* **EXERCISE REQUIREMENTS**
Look through the material and tally each line bearing the word "主蒸汽和再热热段蒸汽系统". Give only the total.

* **EXTRACTED INFORMATION**

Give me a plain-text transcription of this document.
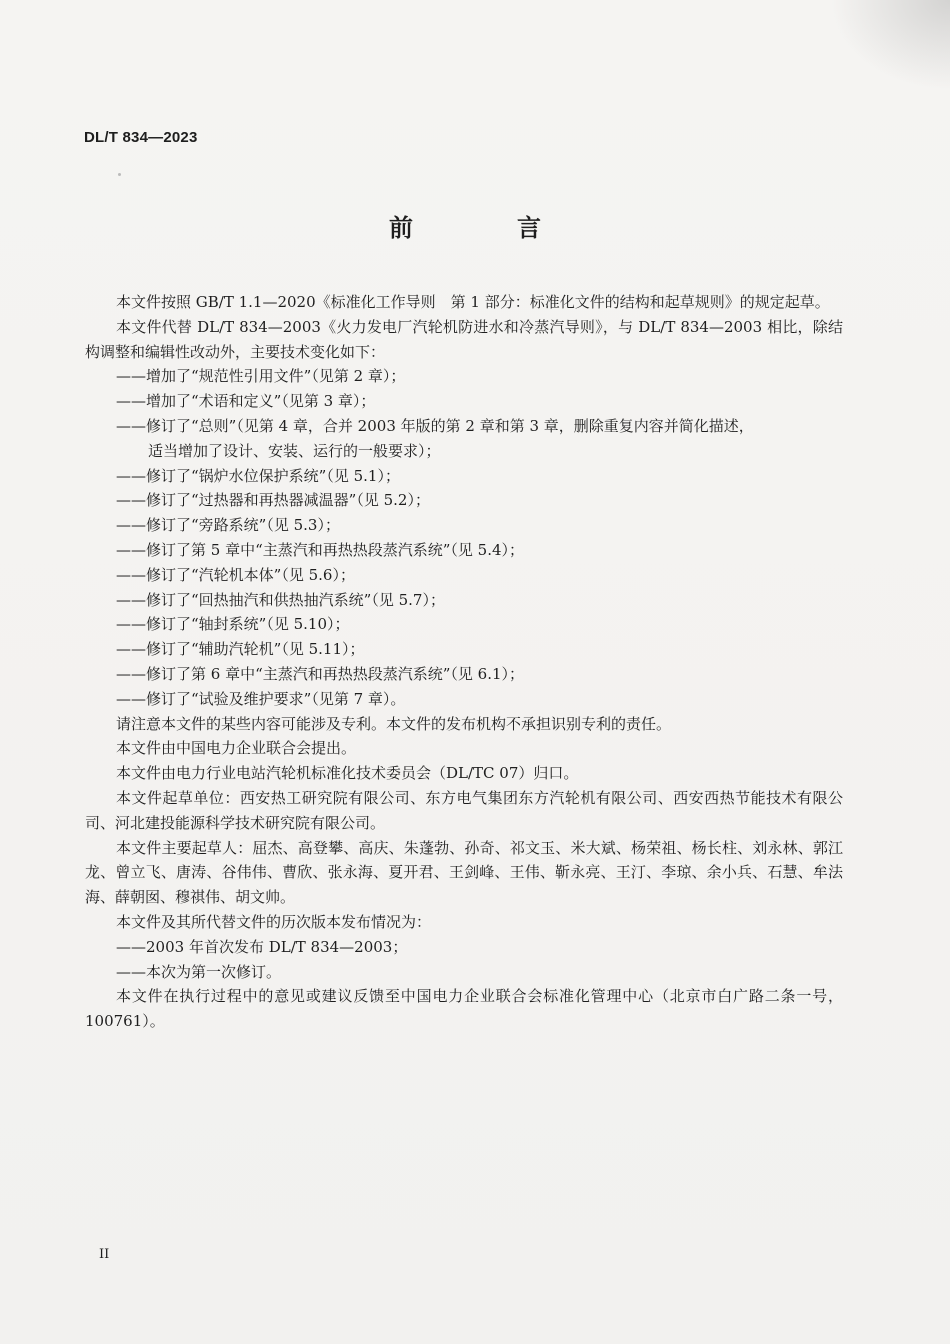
DL/T 834—2023
前　言

本文件按照 GB/T 1.1—2020《标准化工作导则　第 1 部分：标准化文件的结构和起草规则》的规定起草。

本文件代替 DL/T 834—2003《火力发电厂汽轮机防进水和冷蒸汽导则》，与 DL/T 834—2003 相比，除结构调整和编辑性改动外，主要技术变化如下：

——增加了“规范性引用文件”（见第 2 章）；

——增加了“术语和定义”（见第 3 章）；

——修订了“总则”（见第 4 章，合并 2003 年版的第 2 章和第 3 章，删除重复内容并简化描述，

适当增加了设计、安装、运行的一般要求）；

——修订了“锅炉水位保护系统”（见 5.1）；

——修订了“过热器和再热器减温器”（见 5.2）；

——修订了“旁路系统”（见 5.3）；

——修订了第 5 章中“主蒸汽和再热热段蒸汽系统”（见 5.4）；

——修订了“汽轮机本体”（见 5.6）；

——修订了“回热抽汽和供热抽汽系统”（见 5.7）；

——修订了“轴封系统”（见 5.10）；

——修订了“辅助汽轮机”（见 5.11）；

——修订了第 6 章中“主蒸汽和再热热段蒸汽系统”（见 6.1）；

——修订了“试验及维护要求”（见第 7 章）。

请注意本文件的某些内容可能涉及专利。本文件的发布机构不承担识别专利的责任。

本文件由中国电力企业联合会提出。

本文件由电力行业电站汽轮机标准化技术委员会（DL/TC 07）归口。

本文件起草单位：西安热工研究院有限公司、东方电气集团东方汽轮机有限公司、西安西热节能技术有限公司、河北建投能源科学技术研究院有限公司。

本文件主要起草人：屈杰、高登攀、高庆、朱蓬勃、孙奇、祁文玉、米大斌、杨荣祖、杨长柱、刘永林、郭江龙、曾立飞、唐涛、谷伟伟、曹欣、张永海、夏开君、王剑峰、王伟、靳永亮、王汀、李琼、余小兵、石慧、牟法海、薛朝囡、穆祺伟、胡文帅。

本文件及其所代替文件的历次版本发布情况为：

——2003 年首次发布 DL/T 834—2003；

——本次为第一次修订。

本文件在执行过程中的意见或建议反馈至中国电力企业联合会标准化管理中心（北京市白广路二条一号，100761）。

II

* **OUTPUT FOR THIS TASK**
2